**Stored records:**
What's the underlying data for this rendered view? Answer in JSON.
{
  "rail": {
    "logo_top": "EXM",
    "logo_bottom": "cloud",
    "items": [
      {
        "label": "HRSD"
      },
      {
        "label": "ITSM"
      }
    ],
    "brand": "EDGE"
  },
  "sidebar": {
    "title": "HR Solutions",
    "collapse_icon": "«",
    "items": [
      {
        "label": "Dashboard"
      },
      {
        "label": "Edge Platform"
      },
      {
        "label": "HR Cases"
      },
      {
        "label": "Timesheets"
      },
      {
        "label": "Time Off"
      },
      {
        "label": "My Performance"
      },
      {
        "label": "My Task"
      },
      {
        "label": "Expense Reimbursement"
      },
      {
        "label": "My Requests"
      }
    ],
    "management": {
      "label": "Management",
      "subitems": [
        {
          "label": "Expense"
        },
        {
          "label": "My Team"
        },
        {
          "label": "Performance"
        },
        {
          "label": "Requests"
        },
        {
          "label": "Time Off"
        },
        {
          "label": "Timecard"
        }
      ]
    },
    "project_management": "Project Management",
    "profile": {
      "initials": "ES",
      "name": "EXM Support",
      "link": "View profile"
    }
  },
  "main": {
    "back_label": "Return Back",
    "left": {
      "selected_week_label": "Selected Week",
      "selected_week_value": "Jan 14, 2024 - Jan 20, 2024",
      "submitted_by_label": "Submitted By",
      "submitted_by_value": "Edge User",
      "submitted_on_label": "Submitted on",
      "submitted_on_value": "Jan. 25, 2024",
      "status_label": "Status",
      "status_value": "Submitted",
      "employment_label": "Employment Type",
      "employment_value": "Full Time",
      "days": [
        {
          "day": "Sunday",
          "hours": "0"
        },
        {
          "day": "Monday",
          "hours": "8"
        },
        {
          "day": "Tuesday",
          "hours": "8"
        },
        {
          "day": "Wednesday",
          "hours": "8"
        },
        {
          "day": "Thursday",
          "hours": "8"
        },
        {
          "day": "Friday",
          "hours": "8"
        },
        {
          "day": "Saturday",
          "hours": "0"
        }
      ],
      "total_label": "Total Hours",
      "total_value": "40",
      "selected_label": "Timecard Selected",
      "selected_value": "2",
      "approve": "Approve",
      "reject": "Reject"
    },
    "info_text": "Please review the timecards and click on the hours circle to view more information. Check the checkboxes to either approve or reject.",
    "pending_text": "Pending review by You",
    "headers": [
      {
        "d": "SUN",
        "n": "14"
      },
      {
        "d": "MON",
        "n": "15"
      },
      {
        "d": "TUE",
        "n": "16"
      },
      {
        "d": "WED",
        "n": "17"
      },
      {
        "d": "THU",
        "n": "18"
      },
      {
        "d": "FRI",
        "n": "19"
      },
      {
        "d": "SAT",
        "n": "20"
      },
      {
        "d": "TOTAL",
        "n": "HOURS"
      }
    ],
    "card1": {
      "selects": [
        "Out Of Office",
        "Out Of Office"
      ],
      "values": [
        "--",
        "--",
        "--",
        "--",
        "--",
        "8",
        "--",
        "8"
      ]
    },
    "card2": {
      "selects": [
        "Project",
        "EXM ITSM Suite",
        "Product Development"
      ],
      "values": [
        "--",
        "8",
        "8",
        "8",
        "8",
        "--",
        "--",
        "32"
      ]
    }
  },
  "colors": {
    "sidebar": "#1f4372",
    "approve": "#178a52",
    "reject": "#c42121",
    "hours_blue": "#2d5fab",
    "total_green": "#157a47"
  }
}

**The problem:**
Return all the data above once more, precisely as given.

**In response:**
What's the underlying data for this rendered view? Answer in JSON.
{
  "rail": {
    "logo_top": "EXM",
    "logo_bottom": "cloud",
    "items": [
      {
        "label": "HRSD"
      },
      {
        "label": "ITSM"
      }
    ],
    "brand": "EDGE"
  },
  "sidebar": {
    "title": "HR Solutions",
    "collapse_icon": "«",
    "items": [
      {
        "label": "Dashboard"
      },
      {
        "label": "Edge Platform"
      },
      {
        "label": "HR Cases"
      },
      {
        "label": "Timesheets"
      },
      {
        "label": "Time Off"
      },
      {
        "label": "My Performance"
      },
      {
        "label": "My Task"
      },
      {
        "label": "Expense Reimbursement"
      },
      {
        "label": "My Requests"
      }
    ],
    "management": {
      "label": "Management",
      "subitems": [
        {
          "label": "Expense"
        },
        {
          "label": "My Team"
        },
        {
          "label": "Performance"
        },
        {
          "label": "Requests"
        },
        {
          "label": "Time Off"
        },
        {
          "label": "Timecard"
        }
      ]
    },
    "project_management": "Project Management",
    "profile": {
      "initials": "ES",
      "name": "EXM Support",
      "link": "View profile"
    }
  },
  "main": {
    "back_label": "Return Back",
    "left": {
      "selected_week_label": "Selected Week",
      "selected_week_value": "Jan 14, 2024 - Jan 20, 2024",
      "submitted_by_label": "Submitted By",
      "submitted_by_value": "Edge User",
      "submitted_on_label": "Submitted on",
      "submitted_on_value": "Jan. 25, 2024",
      "status_label": "Status",
      "status_value": "Submitted",
      "employment_label": "Employment Type",
      "employment_value": "Full Time",
      "days": [
        {
          "day": "Sunday",
          "hours": "0"
        },
        {
          "day": "Monday",
          "hours": "8"
        },
        {
          "day": "Tuesday",
          "hours": "8"
        },
        {
          "day": "Wednesday",
          "hours": "8"
        },
        {
          "day": "Thursday",
          "hours": "8"
        },
        {
          "day": "Friday",
          "hours": "8"
        },
        {
          "day": "Saturday",
          "hours": "0"
        }
      ],
      "total_label": "Total Hours",
      "total_value": "40",
      "selected_label": "Timecard Selected",
      "selected_value": "2",
      "approve": "Approve",
      "reject": "Reject"
    },
    "info_text": "Please review the timecards and click on the hours circle to view more information. Check the checkboxes to either approve or reject.",
    "pending_text": "Pending review by You",
    "headers": [
      {
        "d": "SUN",
        "n": "14"
      },
      {
        "d": "MON",
        "n": "15"
      },
      {
        "d": "TUE",
        "n": "16"
      },
      {
        "d": "WED",
        "n": "17"
      },
      {
        "d": "THU",
        "n": "18"
      },
      {
        "d": "FRI",
        "n": "19"
      },
      {
        "d": "SAT",
        "n": "20"
      },
      {
        "d": "TOTAL",
        "n": "HOURS"
      }
    ],
    "card1": {
      "selects": [
        "Out Of Office",
        "Out Of Office"
      ],
      "values": [
        "--",
        "--",
        "--",
        "--",
        "--",
        "8",
        "--",
        "8"
      ]
    },
    "card2": {
      "selects": [
        "Project",
        "EXM ITSM Suite",
        "Product Development"
      ],
      "values": [
        "--",
        "8",
        "8",
        "8",
        "8",
        "--",
        "--",
        "32"
      ]
    }
  },
  "colors": {
    "sidebar": "#1f4372",
    "approve": "#178a52",
    "reject": "#c42121",
    "hours_blue": "#2d5fab",
    "total_green": "#157a47"
  }
}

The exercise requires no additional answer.